Source records:
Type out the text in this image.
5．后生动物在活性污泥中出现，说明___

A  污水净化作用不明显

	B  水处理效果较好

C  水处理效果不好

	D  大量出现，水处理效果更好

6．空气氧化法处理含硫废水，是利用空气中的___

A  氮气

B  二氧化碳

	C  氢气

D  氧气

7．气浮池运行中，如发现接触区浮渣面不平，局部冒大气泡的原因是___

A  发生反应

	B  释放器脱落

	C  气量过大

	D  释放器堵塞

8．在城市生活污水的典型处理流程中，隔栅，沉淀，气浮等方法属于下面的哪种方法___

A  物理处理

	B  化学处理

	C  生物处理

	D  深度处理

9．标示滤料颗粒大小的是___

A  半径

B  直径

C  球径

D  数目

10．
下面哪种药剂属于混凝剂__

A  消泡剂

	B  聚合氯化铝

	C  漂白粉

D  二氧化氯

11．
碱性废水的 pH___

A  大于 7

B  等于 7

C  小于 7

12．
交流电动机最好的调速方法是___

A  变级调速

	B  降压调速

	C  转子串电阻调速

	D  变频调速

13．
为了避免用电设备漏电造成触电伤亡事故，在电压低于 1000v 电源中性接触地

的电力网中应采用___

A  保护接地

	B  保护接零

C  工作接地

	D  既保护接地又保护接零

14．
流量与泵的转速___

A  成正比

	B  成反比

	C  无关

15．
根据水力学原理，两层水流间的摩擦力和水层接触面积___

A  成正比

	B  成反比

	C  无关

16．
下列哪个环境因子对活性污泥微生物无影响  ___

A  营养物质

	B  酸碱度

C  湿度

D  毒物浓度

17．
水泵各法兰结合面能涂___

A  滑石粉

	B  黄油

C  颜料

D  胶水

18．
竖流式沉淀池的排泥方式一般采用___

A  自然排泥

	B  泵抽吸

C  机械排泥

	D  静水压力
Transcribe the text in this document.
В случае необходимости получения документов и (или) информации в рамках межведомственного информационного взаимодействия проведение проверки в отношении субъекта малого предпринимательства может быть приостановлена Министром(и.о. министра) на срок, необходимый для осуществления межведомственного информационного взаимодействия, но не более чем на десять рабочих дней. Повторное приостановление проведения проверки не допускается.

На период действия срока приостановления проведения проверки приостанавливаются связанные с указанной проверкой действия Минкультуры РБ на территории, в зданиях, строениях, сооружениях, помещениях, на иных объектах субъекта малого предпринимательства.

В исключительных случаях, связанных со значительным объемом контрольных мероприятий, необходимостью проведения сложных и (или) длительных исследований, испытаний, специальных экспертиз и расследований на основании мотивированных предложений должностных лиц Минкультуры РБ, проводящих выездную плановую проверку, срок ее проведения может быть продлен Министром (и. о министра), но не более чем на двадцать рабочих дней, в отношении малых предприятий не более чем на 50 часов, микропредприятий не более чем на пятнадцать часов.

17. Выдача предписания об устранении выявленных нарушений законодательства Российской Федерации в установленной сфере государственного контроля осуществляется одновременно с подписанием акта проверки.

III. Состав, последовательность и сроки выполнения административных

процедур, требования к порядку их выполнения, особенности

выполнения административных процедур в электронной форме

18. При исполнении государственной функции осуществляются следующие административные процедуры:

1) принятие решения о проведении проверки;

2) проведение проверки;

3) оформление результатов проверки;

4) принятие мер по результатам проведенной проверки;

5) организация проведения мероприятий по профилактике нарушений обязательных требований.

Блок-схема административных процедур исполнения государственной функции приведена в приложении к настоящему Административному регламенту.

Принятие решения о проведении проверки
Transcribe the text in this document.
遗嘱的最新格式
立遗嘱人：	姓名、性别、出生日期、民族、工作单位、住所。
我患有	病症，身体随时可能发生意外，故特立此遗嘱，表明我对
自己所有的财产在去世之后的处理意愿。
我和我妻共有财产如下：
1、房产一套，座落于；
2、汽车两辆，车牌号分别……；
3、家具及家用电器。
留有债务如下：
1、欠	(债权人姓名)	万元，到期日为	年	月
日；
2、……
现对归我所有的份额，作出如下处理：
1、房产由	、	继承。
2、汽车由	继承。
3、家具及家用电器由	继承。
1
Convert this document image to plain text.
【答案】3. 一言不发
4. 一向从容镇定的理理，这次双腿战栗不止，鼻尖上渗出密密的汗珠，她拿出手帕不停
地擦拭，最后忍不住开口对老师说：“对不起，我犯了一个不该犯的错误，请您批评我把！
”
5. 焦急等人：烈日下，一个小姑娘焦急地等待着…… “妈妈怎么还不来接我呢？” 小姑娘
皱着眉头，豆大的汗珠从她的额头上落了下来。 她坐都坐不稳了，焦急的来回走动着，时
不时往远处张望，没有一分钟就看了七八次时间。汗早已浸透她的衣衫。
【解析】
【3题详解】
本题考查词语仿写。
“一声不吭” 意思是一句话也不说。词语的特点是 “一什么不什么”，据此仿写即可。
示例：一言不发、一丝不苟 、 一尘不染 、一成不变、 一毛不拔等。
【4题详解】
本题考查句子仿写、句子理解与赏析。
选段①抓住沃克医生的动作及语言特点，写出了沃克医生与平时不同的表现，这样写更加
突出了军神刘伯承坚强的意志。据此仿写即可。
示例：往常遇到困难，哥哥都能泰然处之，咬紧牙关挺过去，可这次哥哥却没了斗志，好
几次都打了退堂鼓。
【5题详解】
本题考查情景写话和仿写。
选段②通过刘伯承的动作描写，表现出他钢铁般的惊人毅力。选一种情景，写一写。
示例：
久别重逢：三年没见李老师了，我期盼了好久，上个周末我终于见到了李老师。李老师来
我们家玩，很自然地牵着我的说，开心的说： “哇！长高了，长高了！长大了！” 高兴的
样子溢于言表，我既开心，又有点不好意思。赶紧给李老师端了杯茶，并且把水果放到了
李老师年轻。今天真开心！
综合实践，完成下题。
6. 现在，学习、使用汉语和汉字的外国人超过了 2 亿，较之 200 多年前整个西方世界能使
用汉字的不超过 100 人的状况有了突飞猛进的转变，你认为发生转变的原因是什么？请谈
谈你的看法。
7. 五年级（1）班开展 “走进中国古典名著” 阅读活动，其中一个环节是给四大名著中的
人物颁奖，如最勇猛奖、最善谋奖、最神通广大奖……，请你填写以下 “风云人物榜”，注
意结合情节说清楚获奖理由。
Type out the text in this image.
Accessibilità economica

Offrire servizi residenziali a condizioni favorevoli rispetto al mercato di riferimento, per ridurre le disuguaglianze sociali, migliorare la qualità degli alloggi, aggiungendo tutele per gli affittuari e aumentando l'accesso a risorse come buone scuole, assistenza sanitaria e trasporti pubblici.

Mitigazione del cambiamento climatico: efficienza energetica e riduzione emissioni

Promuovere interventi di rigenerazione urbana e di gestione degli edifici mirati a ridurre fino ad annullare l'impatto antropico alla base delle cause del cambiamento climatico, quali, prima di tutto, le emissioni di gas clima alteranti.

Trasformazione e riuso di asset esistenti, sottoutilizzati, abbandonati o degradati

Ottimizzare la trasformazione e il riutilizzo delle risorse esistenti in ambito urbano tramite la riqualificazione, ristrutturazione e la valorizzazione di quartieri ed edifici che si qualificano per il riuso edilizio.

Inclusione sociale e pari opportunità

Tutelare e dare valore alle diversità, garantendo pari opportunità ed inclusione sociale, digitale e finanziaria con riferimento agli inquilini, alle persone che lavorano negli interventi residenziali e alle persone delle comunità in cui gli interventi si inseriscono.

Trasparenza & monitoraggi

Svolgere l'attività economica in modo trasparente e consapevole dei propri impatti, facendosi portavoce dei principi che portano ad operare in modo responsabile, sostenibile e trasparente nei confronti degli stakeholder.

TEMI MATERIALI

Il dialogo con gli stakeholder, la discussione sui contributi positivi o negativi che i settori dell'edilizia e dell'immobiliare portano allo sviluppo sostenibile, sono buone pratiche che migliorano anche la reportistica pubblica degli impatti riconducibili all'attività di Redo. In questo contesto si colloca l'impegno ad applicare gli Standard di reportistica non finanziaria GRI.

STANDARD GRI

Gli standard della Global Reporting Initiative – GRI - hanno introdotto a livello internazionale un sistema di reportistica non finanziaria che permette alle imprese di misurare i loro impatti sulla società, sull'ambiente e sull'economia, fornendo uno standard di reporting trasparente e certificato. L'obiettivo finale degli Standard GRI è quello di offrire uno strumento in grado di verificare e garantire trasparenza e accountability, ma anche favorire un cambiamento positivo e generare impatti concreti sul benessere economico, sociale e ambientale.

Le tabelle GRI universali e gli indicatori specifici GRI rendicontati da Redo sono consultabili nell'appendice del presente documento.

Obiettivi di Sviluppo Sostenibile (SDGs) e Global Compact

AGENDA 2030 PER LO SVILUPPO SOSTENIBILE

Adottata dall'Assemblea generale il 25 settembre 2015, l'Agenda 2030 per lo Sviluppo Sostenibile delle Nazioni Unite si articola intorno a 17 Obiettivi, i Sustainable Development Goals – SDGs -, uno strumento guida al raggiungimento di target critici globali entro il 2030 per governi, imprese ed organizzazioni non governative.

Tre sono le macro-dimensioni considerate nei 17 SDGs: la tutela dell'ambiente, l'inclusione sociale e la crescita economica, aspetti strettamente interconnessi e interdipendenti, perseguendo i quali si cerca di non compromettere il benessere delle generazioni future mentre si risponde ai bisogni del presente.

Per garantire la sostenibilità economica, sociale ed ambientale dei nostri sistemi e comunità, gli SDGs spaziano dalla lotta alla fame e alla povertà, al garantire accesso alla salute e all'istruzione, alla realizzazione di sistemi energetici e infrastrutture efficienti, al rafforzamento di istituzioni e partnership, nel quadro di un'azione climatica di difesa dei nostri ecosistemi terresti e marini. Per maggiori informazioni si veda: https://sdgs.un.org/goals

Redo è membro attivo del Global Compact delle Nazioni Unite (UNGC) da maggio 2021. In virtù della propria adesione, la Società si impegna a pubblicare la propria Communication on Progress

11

Work instructions:
Go over the entries above and say how many lines hold the string "функции", with no other text.

Solved exercise:
2